**** Data shown ****

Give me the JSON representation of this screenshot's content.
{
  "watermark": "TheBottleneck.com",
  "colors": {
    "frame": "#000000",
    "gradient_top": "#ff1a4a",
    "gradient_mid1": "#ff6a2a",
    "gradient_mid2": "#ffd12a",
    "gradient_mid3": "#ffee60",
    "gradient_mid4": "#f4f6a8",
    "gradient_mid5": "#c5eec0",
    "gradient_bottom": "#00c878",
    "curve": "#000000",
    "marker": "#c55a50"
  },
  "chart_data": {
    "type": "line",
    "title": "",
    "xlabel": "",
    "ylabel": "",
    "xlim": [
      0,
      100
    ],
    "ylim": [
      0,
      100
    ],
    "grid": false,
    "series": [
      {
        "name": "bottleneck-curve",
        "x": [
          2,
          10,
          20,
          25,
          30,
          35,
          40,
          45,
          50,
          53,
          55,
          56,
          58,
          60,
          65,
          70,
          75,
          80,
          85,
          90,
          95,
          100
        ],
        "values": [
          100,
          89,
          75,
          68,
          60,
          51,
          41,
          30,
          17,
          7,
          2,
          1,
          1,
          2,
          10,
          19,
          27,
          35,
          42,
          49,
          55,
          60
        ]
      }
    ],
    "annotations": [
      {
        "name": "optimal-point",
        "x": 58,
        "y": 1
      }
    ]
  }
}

****

[Description of the task]: Copy out the data shown above without altering anything.

[Problem solution]:
Give me the JSON representation of this screenshot's content.
{
  "watermark": "TheBottleneck.com",
  "colors": {
    "frame": "#000000",
    "gradient_top": "#ff1a4a",
    "gradient_mid1": "#ff6a2a",
    "gradient_mid2": "#ffd12a",
    "gradient_mid3": "#ffee60",
    "gradient_mid4": "#f4f6a8",
    "gradient_mid5": "#c5eec0",
    "gradient_bottom": "#00c878",
    "curve": "#000000",
    "marker": "#c55a50"
  },
  "chart_data": {
    "type": "line",
    "title": "",
    "xlabel": "",
    "ylabel": "",
    "xlim": [
      0,
      100
    ],
    "ylim": [
      0,
      100
    ],
    "grid": false,
    "series": [
      {
        "name": "bottleneck-curve",
        "x": [
          2,
          10,
          20,
          25,
          30,
          35,
          40,
          45,
          50,
          53,
          55,
          56,
          58,
          60,
          65,
          70,
          75,
          80,
          85,
          90,
          95,
          100
        ],
        "values": [
          100,
          89,
          75,
          68,
          60,
          51,
          41,
          30,
          17,
          7,
          2,
          1,
          1,
          2,
          10,
          19,
          27,
          35,
          42,
          49,
          55,
          60
        ]
      }
    ],
    "annotations": [
      {
        "name": "optimal-point",
        "x": 58,
        "y": 1
      }
    ]
  }
}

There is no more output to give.